## Exercise requirements
Exactly as they appear, output all of the entries.

* BEGIN Given information *

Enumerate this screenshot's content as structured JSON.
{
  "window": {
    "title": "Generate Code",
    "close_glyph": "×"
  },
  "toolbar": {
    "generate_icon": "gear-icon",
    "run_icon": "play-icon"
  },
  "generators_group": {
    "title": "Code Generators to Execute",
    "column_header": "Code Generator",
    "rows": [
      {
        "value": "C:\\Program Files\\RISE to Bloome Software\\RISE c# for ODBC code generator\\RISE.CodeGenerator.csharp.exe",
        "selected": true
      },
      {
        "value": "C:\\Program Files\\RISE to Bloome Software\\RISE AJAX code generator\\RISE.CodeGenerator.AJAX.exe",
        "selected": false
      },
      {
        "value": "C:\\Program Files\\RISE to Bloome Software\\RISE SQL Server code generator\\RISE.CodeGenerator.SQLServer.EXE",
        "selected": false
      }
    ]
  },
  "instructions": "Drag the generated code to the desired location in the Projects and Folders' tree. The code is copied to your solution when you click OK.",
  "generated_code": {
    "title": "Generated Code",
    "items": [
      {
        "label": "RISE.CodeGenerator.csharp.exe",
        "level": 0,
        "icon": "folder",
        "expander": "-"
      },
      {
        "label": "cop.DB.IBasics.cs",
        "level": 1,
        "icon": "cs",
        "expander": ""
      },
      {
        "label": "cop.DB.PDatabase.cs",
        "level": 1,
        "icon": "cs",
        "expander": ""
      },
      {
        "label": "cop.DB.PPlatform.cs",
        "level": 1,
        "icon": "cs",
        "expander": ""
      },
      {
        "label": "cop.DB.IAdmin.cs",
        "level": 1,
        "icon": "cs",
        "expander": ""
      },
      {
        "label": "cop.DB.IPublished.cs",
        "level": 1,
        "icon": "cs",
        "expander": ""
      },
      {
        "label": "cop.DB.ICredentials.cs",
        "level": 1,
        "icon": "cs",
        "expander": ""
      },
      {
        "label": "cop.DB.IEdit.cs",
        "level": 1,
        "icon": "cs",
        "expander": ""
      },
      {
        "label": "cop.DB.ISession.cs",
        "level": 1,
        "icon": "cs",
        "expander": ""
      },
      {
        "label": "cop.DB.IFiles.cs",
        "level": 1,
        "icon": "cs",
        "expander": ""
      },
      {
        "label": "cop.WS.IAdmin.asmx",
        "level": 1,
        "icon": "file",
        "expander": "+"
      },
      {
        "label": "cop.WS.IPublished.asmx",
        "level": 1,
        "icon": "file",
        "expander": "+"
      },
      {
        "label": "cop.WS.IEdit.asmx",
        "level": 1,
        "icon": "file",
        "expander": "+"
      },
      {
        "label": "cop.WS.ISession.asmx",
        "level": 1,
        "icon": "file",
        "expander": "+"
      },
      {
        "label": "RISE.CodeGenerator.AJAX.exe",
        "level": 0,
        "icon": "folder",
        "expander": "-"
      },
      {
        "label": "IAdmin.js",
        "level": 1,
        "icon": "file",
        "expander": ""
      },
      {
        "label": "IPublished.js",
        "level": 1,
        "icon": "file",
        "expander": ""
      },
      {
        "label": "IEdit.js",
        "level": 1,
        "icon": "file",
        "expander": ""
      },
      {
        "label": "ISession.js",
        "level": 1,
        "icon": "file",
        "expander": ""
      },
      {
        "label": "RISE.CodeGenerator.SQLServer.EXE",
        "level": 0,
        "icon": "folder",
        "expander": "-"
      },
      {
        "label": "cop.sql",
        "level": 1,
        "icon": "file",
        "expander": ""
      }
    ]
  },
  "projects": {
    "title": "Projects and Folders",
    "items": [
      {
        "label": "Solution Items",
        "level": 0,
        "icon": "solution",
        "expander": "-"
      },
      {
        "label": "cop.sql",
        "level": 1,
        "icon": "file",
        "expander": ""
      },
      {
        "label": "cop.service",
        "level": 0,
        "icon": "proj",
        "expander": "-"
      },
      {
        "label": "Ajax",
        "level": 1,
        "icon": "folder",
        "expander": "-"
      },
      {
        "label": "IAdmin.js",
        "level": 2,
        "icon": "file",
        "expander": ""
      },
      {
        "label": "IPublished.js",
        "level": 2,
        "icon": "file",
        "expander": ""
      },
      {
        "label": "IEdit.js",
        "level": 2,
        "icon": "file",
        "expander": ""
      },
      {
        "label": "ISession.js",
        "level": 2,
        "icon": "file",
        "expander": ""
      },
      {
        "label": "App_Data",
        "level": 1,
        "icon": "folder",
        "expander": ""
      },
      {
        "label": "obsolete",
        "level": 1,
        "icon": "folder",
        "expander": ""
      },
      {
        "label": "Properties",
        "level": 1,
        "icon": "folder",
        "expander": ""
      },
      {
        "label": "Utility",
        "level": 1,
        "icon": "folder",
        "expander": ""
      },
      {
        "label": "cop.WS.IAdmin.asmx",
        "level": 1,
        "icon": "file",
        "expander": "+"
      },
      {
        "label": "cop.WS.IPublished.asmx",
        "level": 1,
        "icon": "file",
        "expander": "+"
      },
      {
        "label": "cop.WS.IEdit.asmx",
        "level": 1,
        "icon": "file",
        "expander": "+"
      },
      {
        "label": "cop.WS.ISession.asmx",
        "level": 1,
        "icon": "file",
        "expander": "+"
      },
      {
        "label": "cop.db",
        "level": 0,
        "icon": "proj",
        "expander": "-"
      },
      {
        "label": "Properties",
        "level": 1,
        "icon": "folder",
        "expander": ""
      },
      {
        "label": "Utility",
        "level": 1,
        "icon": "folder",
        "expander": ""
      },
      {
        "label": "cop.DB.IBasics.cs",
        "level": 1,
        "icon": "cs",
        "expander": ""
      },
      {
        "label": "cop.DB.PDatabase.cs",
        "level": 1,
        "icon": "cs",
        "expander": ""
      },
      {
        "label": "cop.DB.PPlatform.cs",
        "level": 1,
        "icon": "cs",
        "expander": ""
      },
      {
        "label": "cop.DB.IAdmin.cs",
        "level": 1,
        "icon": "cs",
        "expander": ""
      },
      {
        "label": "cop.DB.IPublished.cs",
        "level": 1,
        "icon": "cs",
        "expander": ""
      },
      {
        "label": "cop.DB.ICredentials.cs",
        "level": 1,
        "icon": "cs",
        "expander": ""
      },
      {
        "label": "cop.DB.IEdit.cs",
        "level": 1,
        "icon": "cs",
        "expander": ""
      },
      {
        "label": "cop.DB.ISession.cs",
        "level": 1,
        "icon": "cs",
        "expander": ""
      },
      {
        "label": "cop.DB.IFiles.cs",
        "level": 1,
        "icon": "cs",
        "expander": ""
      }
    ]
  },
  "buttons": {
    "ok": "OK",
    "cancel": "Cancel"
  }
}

* END Given information *

## Finished task
Enumerate this screenshot's content as structured JSON.
{
  "window": {
    "title": "Generate Code",
    "close_glyph": "×"
  },
  "toolbar": {
    "generate_icon": "gear-icon",
    "run_icon": "play-icon"
  },
  "generators_group": {
    "title": "Code Generators to Execute",
    "column_header": "Code Generator",
    "rows": [
      {
        "value": "C:\\Program Files\\RISE to Bloome Software\\RISE c# for ODBC code generator\\RISE.CodeGenerator.csharp.exe",
        "selected": true
      },
      {
        "value": "C:\\Program Files\\RISE to Bloome Software\\RISE AJAX code generator\\RISE.CodeGenerator.AJAX.exe",
        "selected": false
      },
      {
        "value": "C:\\Program Files\\RISE to Bloome Software\\RISE SQL Server code generator\\RISE.CodeGenerator.SQLServer.EXE",
        "selected": false
      }
    ]
  },
  "instructions": "Drag the generated code to the desired location in the Projects and Folders' tree. The code is copied to your solution when you click OK.",
  "generated_code": {
    "title": "Generated Code",
    "items": [
      {
        "label": "RISE.CodeGenerator.csharp.exe",
        "level": 0,
        "icon": "folder",
        "expander": "-"
      },
      {
        "label": "cop.DB.IBasics.cs",
        "level": 1,
        "icon": "cs",
        "expander": ""
      },
      {
        "label": "cop.DB.PDatabase.cs",
        "level": 1,
        "icon": "cs",
        "expander": ""
      },
      {
        "label": "cop.DB.PPlatform.cs",
        "level": 1,
        "icon": "cs",
        "expander": ""
      },
      {
        "label": "cop.DB.IAdmin.cs",
        "level": 1,
        "icon": "cs",
        "expander": ""
      },
      {
        "label": "cop.DB.IPublished.cs",
        "level": 1,
        "icon": "cs",
        "expander": ""
      },
      {
        "label": "cop.DB.ICredentials.cs",
        "level": 1,
        "icon": "cs",
        "expander": ""
      },
      {
        "label": "cop.DB.IEdit.cs",
        "level": 1,
        "icon": "cs",
        "expander": ""
      },
      {
        "label": "cop.DB.ISession.cs",
        "level": 1,
        "icon": "cs",
        "expander": ""
      },
      {
        "label": "cop.DB.IFiles.cs",
        "level": 1,
        "icon": "cs",
        "expander": ""
      },
      {
        "label": "cop.WS.IAdmin.asmx",
        "level": 1,
        "icon": "file",
        "expander": "+"
      },
      {
        "label": "cop.WS.IPublished.asmx",
        "level": 1,
        "icon": "file",
        "expander": "+"
      },
      {
        "label": "cop.WS.IEdit.asmx",
        "level": 1,
        "icon": "file",
        "expander": "+"
      },
      {
        "label": "cop.WS.ISession.asmx",
        "level": 1,
        "icon": "file",
        "expander": "+"
      },
      {
        "label": "RISE.CodeGenerator.AJAX.exe",
        "level": 0,
        "icon": "folder",
        "expander": "-"
      },
      {
        "label": "IAdmin.js",
        "level": 1,
        "icon": "file",
        "expander": ""
      },
      {
        "label": "IPublished.js",
        "level": 1,
        "icon": "file",
        "expander": ""
      },
      {
        "label": "IEdit.js",
        "level": 1,
        "icon": "file",
        "expander": ""
      },
      {
        "label": "ISession.js",
        "level": 1,
        "icon": "file",
        "expander": ""
      },
      {
        "label": "RISE.CodeGenerator.SQLServer.EXE",
        "level": 0,
        "icon": "folder",
        "expander": "-"
      },
      {
        "label": "cop.sql",
        "level": 1,
        "icon": "file",
        "expander": ""
      }
    ]
  },
  "projects": {
    "title": "Projects and Folders",
    "items": [
      {
        "label": "Solution Items",
        "level": 0,
        "icon": "solution",
        "expander": "-"
      },
      {
        "label": "cop.sql",
        "level": 1,
        "icon": "file",
        "expander": ""
      },
      {
        "label": "cop.service",
        "level": 0,
        "icon": "proj",
        "expander": "-"
      },
      {
        "label": "Ajax",
        "level": 1,
        "icon": "folder",
        "expander": "-"
      },
      {
        "label": "IAdmin.js",
        "level": 2,
        "icon": "file",
        "expander": ""
      },
      {
        "label": "IPublished.js",
        "level": 2,
        "icon": "file",
        "expander": ""
      },
      {
        "label": "IEdit.js",
        "level": 2,
        "icon": "file",
        "expander": ""
      },
      {
        "label": "ISession.js",
        "level": 2,
        "icon": "file",
        "expander": ""
      },
      {
        "label": "App_Data",
        "level": 1,
        "icon": "folder",
        "expander": ""
      },
      {
        "label": "obsolete",
        "level": 1,
        "icon": "folder",
        "expander": ""
      },
      {
        "label": "Properties",
        "level": 1,
        "icon": "folder",
        "expander": ""
      },
      {
        "label": "Utility",
        "level": 1,
        "icon": "folder",
        "expander": ""
      },
      {
        "label": "cop.WS.IAdmin.asmx",
        "level": 1,
        "icon": "file",
        "expander": "+"
      },
      {
        "label": "cop.WS.IPublished.asmx",
        "level": 1,
        "icon": "file",
        "expander": "+"
      },
      {
        "label": "cop.WS.IEdit.asmx",
        "level": 1,
        "icon": "file",
        "expander": "+"
      },
      {
        "label": "cop.WS.ISession.asmx",
        "level": 1,
        "icon": "file",
        "expander": "+"
      },
      {
        "label": "cop.db",
        "level": 0,
        "icon": "proj",
        "expander": "-"
      },
      {
        "label": "Properties",
        "level": 1,
        "icon": "folder",
        "expander": ""
      },
      {
        "label": "Utility",
        "level": 1,
        "icon": "folder",
        "expander": ""
      },
      {
        "label": "cop.DB.IBasics.cs",
        "level": 1,
        "icon": "cs",
        "expander": ""
      },
      {
        "label": "cop.DB.PDatabase.cs",
        "level": 1,
        "icon": "cs",
        "expander": ""
      },
      {
        "label": "cop.DB.PPlatform.cs",
        "level": 1,
        "icon": "cs",
        "expander": ""
      },
      {
        "label": "cop.DB.IAdmin.cs",
        "level": 1,
        "icon": "cs",
        "expander": ""
      },
      {
        "label": "cop.DB.IPublished.cs",
        "level": 1,
        "icon": "cs",
        "expander": ""
      },
      {
        "label": "cop.DB.ICredentials.cs",
        "level": 1,
        "icon": "cs",
        "expander": ""
      },
      {
        "label": "cop.DB.IEdit.cs",
        "level": 1,
        "icon": "cs",
        "expander": ""
      },
      {
        "label": "cop.DB.ISession.cs",
        "level": 1,
        "icon": "cs",
        "expander": ""
      },
      {
        "label": "cop.DB.IFiles.cs",
        "level": 1,
        "icon": "cs",
        "expander": ""
      }
    ]
  },
  "buttons": {
    "ok": "OK",
    "cancel": "Cancel"
  }
}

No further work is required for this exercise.